** START Selected excerpt **
They focus on pruning first, and specifically, a famous algorithm called alpha-beta pruning. The basic idea of pruning is that if you’re smart, and keep track of the right stuff while traversing the tree, sometimes you can skip whole sections of the tree because you realize they just can’t do better than what you’ve already done. So this is pruning generally, but alpha-beta pruning is more specifically about passing the best values for max (alpha) and min (beta) down the tree, and the propagating new discoveries back up the tree.

The specifics can actually get a little confusing, so I’ll try and explain it here for my own knowledge. The first thing to note is that alpha and beta are values at each (expanded) node, not global variables. Similar to minimax, there will be a “flip flop” recursion between Maximize and Minimize. The difference here is that each time one of them is called, they’re called with an alpha and beta value. The first time, Maximize is called on the root node with alpha = -infinity and beta = +infinity. At the beginning of Maximize (everything will be the same for Minimize, but backwards), the (best node, best value) combo for that node’s expansion is set to (Null, -infinity). Then, they go through a for loop of each of the children. For each child, Minimize() is called on it, and the resulting value is gotten. If this value is better than the best value, that value becomes the new best value. So, the first time this happens, anything will be bigger than -infinity, so it will be the new best (biggest) value. Then, this best value (whether or not it got updated) is compared to beta (the one passed to Maximize). If it’s bigger, that means that Minimize will certainly choose that beta, which is worse (for Max) than the best Max can already achieve on another branch. Therefore, we can ignore the rest of that branch, and prune.
** END Selected excerpt **
** START Excerpted records **
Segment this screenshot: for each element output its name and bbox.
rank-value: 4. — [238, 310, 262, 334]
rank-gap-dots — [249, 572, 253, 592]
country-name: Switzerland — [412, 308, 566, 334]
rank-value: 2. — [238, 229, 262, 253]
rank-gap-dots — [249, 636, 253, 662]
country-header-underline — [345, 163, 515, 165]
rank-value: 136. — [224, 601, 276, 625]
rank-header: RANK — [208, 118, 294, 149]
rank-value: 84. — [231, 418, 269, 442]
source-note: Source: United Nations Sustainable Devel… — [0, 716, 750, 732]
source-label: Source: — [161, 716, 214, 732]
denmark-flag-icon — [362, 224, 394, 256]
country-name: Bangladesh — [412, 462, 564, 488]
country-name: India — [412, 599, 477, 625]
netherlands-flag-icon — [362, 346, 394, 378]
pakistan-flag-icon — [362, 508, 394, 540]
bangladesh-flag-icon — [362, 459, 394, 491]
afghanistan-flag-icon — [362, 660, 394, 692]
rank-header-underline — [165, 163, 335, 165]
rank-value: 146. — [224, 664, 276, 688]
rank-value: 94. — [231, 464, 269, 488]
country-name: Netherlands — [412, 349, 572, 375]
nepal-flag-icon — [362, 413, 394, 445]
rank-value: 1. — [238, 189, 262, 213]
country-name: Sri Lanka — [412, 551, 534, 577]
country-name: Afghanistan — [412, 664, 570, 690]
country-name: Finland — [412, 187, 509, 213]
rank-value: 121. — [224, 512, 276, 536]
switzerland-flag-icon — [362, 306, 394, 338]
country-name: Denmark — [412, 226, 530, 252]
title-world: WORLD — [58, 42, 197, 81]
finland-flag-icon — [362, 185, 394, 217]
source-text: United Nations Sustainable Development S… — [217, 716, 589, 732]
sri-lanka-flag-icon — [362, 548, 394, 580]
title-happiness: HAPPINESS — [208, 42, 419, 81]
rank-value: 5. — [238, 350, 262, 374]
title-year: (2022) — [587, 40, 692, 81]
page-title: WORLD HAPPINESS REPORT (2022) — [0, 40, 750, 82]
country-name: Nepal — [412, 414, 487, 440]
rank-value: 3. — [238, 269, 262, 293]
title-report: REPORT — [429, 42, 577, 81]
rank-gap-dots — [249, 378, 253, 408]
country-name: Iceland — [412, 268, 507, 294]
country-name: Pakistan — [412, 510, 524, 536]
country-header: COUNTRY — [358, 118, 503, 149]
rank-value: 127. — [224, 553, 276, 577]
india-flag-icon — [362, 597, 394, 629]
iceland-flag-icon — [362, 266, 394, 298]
** END Excerpted records **
Exercise set –
• 1. Do these statements agree with the alpha-beta pruning text? Answer yes or no for each and quote the words that decide it. (a) Alpha and beta are global variables shared across the whole tree. (b) Maximize is first called on the root node with alpha at -infinity and beta at +infinity. (c) Inside Maximize, Minimize() is called on each child.
• 2. Show every line of the records that contains the string "United".
The text and the records are unrelated material.

Full solutions –
• 1.
(a) No: "alpha and beta are values at each (expanded) node, not global variables."
(b) Yes: "The first time, Maximize is called on the root node with alpha = -infinity and beta = +infinity."
(c) Yes: "For each child, Minimize() is called on it, and the resulting value is gotten."

• 2.
source-note: Source: United Nations Sustainable Devel… — [0, 716, 750, 732]
source-text: United Nations Sustainable Development S… — [217, 716, 589, 732]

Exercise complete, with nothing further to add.